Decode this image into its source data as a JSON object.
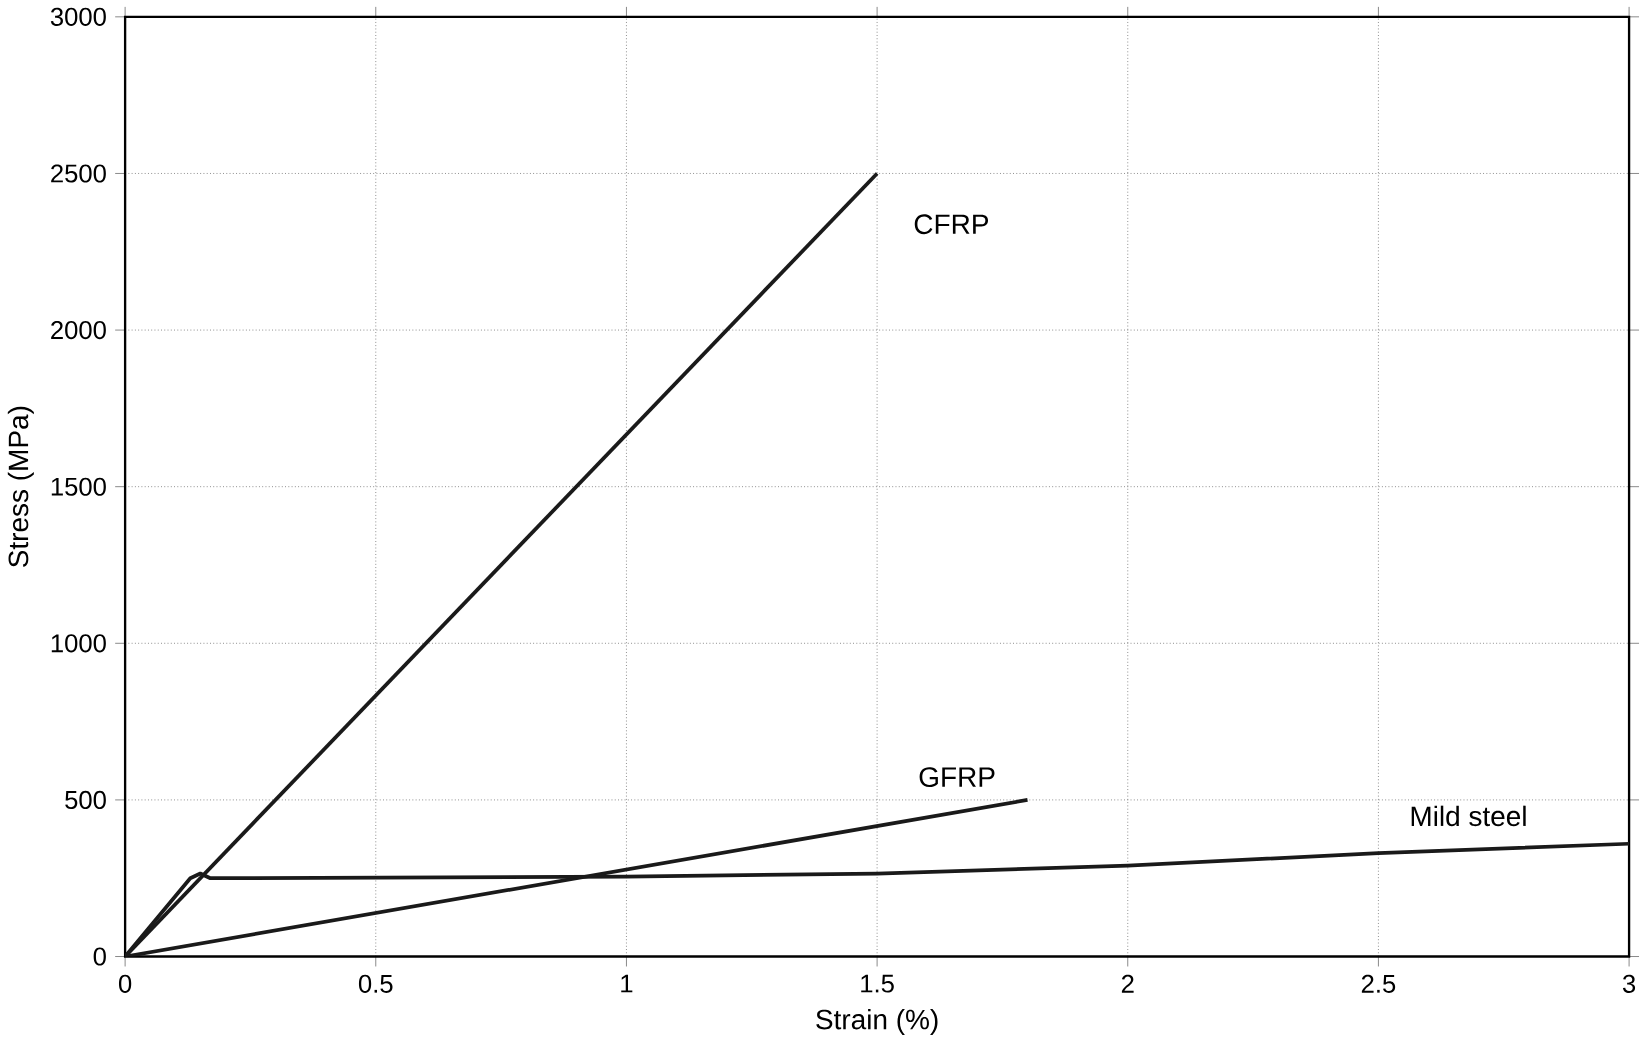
{
  "chart_data": {
    "type": "line",
    "xlabel": "Strain (%)",
    "ylabel": "Stress (MPa)",
    "xlim": [
      0,
      3
    ],
    "ylim": [
      0,
      3000
    ],
    "xticks": [
      0,
      0.5,
      1,
      1.5,
      2,
      2.5,
      3
    ],
    "yticks": [
      0,
      500,
      1000,
      1500,
      2000,
      2500,
      3000
    ],
    "grid": true,
    "marker": "none",
    "line_style": "solid",
    "series": [
      {
        "name": "CFRP",
        "color": "#1a1a1a",
        "x": [
          0,
          1.5
        ],
        "values": [
          0,
          2500
        ]
      },
      {
        "name": "GFRP",
        "color": "#1a1a1a",
        "x": [
          0,
          1.8
        ],
        "values": [
          0,
          500
        ]
      },
      {
        "name": "Mild steel",
        "color": "#1a1a1a",
        "x": [
          0,
          0.13,
          0.15,
          0.17,
          1,
          1.5,
          2,
          2.5,
          3
        ],
        "values": [
          0,
          250,
          265,
          250,
          255,
          265,
          290,
          330,
          360
        ]
      }
    ]
  }
}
──────────
Print every entry above again without changing a word, and omit the pictures.

Decode this image into its source data as a JSON object.
{
  "chart_data": {
    "type": "line",
    "xlabel": "Strain (%)",
    "ylabel": "Stress (MPa)",
    "xlim": [
      0,
      3
    ],
    "ylim": [
      0,
      3000
    ],
    "xticks": [
      0,
      0.5,
      1,
      1.5,
      2,
      2.5,
      3
    ],
    "yticks": [
      0,
      500,
      1000,
      1500,
      2000,
      2500,
      3000
    ],
    "grid": true,
    "marker": "none",
    "line_style": "solid",
    "series": [
      {
        "name": "CFRP",
        "color": "#1a1a1a",
        "x": [
          0,
          1.5
        ],
        "values": [
          0,
          2500
        ]
      },
      {
        "name": "GFRP",
        "color": "#1a1a1a",
        "x": [
          0,
          1.8
        ],
        "values": [
          0,
          500
        ]
      },
      {
        "name": "Mild steel",
        "color": "#1a1a1a",
        "x": [
          0,
          0.13,
          0.15,
          0.17,
          1,
          1.5,
          2,
          2.5,
          3
        ],
        "values": [
          0,
          250,
          265,
          250,
          255,
          265,
          290,
          330,
          360
        ]
      }
    ]
  }
}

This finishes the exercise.